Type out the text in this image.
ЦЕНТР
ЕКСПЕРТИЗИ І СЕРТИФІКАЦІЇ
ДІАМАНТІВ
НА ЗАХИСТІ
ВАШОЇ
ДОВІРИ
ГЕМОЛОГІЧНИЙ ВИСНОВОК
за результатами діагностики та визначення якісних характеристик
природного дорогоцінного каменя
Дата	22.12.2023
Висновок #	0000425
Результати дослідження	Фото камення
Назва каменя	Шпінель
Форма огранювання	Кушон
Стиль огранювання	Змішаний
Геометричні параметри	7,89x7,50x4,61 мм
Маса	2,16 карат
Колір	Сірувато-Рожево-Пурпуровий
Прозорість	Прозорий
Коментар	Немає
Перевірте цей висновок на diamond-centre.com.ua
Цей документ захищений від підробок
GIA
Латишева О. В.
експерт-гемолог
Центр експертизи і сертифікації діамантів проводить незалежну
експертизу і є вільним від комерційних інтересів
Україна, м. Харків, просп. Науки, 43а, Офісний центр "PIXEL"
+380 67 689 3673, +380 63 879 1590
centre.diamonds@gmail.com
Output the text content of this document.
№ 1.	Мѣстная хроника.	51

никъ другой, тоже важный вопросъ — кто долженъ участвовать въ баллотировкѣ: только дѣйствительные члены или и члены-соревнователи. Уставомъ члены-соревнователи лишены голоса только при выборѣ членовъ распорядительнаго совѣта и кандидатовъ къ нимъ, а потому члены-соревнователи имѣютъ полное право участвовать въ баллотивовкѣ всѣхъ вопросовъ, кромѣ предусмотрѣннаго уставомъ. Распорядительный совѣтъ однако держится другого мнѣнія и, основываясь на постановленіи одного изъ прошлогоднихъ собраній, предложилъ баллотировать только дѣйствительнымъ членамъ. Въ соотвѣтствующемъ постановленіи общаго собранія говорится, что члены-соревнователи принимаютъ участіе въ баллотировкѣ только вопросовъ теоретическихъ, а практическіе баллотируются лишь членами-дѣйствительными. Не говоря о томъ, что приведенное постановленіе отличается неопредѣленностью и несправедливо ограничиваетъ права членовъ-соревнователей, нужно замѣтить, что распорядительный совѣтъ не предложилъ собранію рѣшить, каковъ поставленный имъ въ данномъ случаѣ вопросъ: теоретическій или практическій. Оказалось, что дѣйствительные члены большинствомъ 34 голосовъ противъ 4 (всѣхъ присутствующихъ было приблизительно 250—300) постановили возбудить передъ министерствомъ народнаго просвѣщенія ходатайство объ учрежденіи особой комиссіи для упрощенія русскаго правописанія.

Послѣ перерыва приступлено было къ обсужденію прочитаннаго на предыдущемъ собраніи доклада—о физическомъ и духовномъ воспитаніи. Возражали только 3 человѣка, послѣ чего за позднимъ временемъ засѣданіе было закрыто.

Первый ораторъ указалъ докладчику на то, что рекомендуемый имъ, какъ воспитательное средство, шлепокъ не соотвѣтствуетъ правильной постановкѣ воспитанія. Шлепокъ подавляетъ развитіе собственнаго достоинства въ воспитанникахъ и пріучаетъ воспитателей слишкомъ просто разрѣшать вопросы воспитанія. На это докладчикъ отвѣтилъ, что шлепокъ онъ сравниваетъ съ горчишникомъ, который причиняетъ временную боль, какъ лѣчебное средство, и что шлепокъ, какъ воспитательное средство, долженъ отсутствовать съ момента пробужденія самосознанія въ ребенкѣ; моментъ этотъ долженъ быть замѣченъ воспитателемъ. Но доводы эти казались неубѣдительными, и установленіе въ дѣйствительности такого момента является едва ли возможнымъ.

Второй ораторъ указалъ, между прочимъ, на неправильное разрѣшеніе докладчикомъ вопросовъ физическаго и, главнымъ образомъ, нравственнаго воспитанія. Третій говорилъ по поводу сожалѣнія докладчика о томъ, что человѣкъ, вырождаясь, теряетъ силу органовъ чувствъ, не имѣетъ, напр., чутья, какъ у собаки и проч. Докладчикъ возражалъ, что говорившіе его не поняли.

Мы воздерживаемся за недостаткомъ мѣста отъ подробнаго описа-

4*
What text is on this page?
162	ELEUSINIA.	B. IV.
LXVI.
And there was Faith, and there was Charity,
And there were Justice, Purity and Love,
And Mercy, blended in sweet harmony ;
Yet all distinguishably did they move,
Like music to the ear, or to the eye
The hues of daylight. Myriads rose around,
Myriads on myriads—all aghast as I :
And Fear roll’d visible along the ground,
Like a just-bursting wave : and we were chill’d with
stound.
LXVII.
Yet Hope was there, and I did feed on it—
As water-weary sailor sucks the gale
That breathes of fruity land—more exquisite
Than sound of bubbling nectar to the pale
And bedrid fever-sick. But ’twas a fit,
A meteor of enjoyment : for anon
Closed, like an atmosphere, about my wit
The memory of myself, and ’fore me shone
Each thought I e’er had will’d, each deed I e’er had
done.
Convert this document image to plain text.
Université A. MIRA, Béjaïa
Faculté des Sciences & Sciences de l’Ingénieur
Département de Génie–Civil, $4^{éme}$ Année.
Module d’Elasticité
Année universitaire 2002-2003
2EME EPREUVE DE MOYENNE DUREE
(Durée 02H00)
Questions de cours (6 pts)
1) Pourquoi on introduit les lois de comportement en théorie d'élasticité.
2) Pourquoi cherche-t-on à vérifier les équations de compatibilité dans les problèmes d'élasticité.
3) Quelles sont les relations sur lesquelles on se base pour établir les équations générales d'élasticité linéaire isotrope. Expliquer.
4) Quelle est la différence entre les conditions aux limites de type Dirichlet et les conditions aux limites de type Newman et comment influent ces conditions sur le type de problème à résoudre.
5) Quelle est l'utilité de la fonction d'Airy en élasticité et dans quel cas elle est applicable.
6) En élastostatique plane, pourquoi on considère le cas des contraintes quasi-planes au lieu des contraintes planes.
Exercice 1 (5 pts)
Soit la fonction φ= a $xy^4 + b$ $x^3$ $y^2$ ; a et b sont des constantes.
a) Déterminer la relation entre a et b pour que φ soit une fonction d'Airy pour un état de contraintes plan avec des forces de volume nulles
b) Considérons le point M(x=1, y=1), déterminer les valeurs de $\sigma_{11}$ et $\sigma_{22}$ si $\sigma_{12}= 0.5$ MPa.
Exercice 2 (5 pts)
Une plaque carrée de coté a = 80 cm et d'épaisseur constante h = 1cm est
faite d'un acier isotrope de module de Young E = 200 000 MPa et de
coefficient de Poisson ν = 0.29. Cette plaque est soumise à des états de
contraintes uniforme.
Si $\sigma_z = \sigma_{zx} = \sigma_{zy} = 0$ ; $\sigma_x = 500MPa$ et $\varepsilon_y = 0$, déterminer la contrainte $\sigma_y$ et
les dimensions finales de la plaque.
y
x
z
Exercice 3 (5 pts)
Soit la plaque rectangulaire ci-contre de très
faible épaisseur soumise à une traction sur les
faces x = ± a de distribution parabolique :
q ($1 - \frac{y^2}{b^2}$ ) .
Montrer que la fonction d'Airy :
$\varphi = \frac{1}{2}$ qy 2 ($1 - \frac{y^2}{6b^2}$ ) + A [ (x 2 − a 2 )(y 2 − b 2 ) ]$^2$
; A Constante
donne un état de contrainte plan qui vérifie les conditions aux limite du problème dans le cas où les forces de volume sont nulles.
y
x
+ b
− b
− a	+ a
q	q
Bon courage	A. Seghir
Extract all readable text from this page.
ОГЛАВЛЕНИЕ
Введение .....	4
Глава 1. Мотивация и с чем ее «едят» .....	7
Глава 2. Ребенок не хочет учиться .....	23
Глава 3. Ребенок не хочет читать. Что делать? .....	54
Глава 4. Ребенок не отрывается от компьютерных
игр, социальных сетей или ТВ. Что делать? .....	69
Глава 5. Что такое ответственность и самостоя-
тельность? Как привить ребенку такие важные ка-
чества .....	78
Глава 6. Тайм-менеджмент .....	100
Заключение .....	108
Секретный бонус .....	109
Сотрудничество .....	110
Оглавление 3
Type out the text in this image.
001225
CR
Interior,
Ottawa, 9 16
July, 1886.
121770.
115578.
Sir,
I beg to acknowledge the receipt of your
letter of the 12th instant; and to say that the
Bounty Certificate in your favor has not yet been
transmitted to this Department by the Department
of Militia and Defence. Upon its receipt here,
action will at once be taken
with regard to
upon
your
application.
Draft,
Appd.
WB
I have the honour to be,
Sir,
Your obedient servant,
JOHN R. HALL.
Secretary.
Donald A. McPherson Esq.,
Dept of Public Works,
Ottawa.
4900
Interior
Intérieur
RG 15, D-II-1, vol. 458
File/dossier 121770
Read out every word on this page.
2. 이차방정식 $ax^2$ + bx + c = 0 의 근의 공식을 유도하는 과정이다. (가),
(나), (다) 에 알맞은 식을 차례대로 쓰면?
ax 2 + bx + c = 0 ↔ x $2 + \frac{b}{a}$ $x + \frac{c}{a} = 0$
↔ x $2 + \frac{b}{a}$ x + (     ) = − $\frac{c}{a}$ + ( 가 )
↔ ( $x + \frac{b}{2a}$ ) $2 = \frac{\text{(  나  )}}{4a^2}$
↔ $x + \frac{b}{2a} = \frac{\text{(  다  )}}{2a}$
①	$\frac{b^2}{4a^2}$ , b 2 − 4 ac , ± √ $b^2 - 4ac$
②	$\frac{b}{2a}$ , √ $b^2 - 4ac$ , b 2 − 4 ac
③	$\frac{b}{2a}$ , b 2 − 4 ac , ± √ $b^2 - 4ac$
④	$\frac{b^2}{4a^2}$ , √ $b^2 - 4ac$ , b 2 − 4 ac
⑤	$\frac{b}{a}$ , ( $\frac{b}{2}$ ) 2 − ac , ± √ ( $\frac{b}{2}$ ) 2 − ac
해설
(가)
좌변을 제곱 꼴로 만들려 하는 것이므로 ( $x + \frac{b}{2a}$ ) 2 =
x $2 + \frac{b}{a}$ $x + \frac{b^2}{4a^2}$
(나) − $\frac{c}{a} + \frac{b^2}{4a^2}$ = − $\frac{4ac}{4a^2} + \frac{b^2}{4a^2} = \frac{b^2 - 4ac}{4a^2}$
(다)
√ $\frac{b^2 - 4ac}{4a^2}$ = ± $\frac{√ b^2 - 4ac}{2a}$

▬▬▬▬▬▬

- EXERCISE OBJECTIVE
List all lines from the entries that include the word "Ребенок".

- COMPLETE RESPONSE
Глава 2. Ребенок не хочет учиться .....	23
Глава 3. Ребенок не хочет читать. Что делать? .....	54
Глава 4. Ребенок не отрывается от компьютерных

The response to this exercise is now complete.